[Data records]
______________________________
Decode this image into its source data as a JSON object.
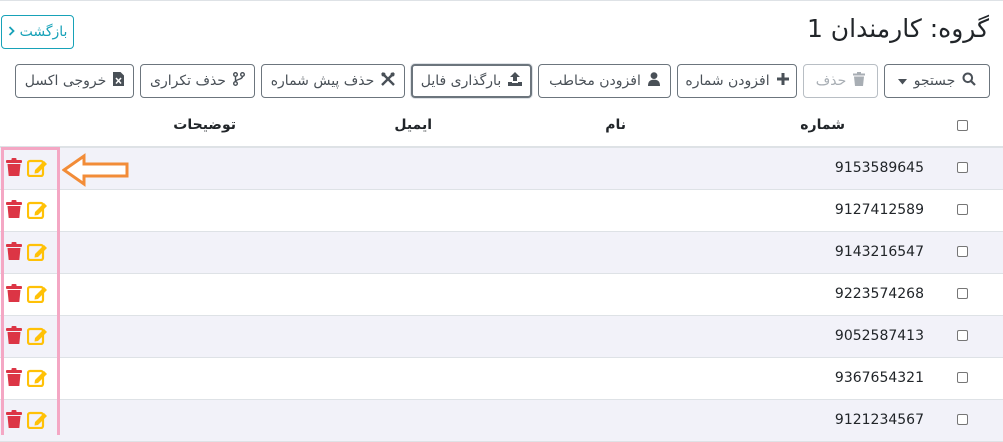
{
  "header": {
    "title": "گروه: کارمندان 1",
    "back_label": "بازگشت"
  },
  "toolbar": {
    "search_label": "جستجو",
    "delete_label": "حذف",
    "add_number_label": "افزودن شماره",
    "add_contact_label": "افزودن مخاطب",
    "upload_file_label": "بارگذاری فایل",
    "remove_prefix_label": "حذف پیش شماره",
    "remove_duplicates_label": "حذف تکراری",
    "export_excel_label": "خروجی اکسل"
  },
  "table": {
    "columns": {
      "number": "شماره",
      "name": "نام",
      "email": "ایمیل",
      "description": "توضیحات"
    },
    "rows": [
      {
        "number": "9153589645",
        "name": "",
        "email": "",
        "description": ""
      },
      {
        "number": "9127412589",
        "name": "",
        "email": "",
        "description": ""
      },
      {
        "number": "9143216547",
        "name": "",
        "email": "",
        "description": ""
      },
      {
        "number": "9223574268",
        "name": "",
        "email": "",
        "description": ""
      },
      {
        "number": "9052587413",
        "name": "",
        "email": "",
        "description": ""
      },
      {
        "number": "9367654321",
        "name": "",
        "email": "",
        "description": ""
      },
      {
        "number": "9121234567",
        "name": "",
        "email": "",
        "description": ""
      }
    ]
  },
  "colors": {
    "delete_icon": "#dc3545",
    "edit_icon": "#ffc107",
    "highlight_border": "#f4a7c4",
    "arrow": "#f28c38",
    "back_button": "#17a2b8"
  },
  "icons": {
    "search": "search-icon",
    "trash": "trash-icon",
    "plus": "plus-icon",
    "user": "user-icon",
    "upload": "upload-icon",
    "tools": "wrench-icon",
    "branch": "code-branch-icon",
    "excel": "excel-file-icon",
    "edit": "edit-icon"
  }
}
______________________________
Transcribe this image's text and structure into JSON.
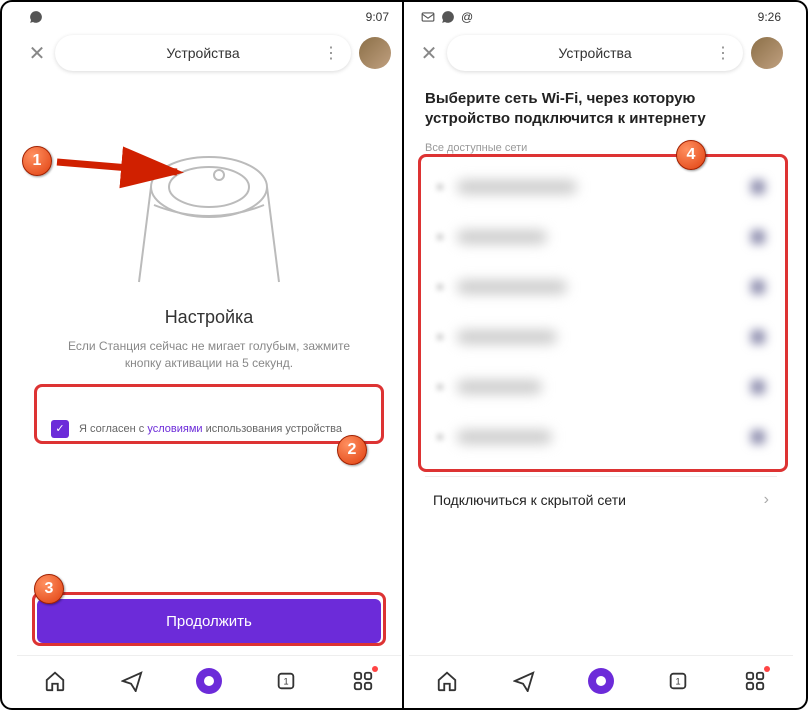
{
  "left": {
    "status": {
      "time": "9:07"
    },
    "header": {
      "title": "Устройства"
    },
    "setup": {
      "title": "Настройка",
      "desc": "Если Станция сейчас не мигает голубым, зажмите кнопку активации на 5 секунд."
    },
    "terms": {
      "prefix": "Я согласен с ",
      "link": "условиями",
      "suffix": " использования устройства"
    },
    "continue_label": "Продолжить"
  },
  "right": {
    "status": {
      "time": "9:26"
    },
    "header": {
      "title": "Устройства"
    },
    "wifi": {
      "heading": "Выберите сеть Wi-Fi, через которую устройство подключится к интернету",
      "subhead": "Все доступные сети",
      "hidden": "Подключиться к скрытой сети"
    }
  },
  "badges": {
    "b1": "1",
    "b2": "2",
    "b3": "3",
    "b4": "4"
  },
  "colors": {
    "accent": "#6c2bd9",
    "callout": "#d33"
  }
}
______________________________
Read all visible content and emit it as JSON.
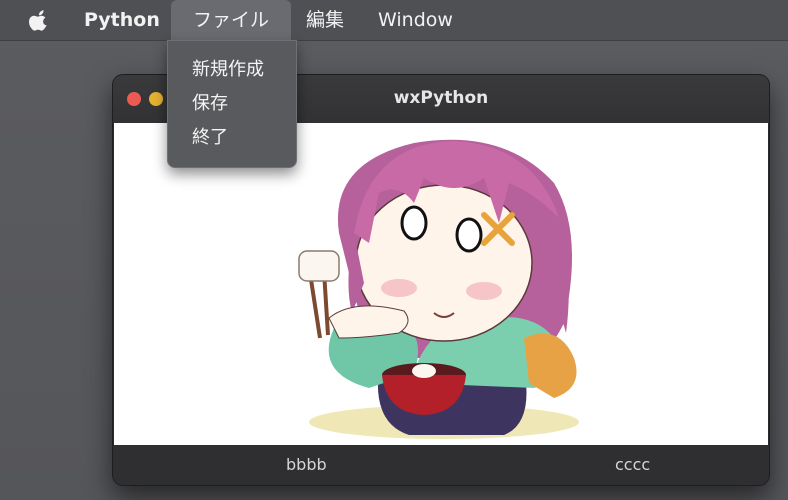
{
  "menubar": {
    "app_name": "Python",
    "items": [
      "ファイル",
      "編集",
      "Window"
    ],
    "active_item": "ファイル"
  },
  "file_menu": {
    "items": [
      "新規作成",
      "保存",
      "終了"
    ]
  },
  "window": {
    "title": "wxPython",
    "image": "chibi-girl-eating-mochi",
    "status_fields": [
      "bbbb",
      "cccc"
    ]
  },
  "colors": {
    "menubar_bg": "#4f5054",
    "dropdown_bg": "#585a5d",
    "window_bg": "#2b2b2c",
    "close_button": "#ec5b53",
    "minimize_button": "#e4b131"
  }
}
______________________________
EXERCISE INSTRUCTIONS: The answer is a single number: how many lines include the word "this"?

TASK SOLUTION: 2